[start The data]
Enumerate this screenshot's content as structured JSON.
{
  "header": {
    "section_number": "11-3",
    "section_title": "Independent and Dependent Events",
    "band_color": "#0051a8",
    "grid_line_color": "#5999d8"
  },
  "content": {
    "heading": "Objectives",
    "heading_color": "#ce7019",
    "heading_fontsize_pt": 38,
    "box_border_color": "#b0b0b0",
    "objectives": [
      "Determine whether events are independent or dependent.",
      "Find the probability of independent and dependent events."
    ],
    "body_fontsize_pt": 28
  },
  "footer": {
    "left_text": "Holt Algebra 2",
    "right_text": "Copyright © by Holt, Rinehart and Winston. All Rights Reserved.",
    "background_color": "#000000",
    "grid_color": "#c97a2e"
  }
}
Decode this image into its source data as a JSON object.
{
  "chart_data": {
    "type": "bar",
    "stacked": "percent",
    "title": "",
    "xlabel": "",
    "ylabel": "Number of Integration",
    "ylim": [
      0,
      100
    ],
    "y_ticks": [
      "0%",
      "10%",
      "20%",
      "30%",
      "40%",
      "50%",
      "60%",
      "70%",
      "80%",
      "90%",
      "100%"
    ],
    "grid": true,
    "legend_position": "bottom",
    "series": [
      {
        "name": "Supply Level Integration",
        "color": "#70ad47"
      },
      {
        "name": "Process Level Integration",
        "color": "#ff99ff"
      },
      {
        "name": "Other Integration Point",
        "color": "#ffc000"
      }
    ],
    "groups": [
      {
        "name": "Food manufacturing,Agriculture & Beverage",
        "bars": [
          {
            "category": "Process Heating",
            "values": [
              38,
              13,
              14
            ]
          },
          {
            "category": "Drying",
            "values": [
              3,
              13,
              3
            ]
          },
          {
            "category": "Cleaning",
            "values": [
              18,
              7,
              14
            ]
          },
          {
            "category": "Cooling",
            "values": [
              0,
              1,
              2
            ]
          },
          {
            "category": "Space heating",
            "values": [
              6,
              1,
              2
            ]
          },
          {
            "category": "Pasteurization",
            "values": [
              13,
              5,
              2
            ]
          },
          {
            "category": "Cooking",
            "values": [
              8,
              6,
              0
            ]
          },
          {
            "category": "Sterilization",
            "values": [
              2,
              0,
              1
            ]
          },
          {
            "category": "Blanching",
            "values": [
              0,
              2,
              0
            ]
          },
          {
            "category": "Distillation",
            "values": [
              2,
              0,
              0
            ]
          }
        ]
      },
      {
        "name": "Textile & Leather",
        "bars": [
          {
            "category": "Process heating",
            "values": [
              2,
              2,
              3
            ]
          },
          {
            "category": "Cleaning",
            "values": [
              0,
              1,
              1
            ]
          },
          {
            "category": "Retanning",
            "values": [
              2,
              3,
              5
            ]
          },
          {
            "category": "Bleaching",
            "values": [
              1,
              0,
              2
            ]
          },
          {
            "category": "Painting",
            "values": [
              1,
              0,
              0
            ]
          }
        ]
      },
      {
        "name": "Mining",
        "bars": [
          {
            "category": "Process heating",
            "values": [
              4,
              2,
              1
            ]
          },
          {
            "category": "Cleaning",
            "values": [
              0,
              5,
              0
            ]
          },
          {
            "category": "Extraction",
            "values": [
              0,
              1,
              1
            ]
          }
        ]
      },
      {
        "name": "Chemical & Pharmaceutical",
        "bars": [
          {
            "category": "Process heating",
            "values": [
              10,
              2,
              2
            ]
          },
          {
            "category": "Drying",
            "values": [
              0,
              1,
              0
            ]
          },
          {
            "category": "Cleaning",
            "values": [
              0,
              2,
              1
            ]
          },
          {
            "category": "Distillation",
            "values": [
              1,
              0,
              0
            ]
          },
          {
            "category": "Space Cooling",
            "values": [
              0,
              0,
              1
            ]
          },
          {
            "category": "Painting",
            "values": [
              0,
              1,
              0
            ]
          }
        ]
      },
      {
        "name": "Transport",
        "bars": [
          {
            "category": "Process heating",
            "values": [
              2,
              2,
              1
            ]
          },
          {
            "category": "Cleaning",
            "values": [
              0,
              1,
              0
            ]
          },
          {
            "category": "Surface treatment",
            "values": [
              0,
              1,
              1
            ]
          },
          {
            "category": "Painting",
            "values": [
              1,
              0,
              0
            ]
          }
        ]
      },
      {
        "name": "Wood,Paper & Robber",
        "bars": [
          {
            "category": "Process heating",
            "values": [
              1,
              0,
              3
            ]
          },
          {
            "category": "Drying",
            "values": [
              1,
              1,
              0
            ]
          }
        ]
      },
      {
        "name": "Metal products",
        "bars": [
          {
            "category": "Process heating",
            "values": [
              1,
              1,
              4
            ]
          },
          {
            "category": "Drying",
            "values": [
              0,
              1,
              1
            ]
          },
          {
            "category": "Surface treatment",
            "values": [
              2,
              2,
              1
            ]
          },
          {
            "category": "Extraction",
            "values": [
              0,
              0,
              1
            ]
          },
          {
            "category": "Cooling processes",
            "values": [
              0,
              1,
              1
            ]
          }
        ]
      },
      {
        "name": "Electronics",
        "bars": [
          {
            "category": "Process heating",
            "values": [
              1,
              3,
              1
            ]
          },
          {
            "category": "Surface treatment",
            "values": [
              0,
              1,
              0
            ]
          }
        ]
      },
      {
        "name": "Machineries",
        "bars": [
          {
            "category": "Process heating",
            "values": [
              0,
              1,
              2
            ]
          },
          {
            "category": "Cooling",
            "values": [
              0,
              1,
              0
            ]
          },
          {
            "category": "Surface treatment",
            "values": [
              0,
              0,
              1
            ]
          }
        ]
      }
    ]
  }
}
[end The data]
• _Brief_
Show every line of the records above that contains the word "content".

• _Response below_
Enumerate this screenshot's content as structured JSON.
  "content": {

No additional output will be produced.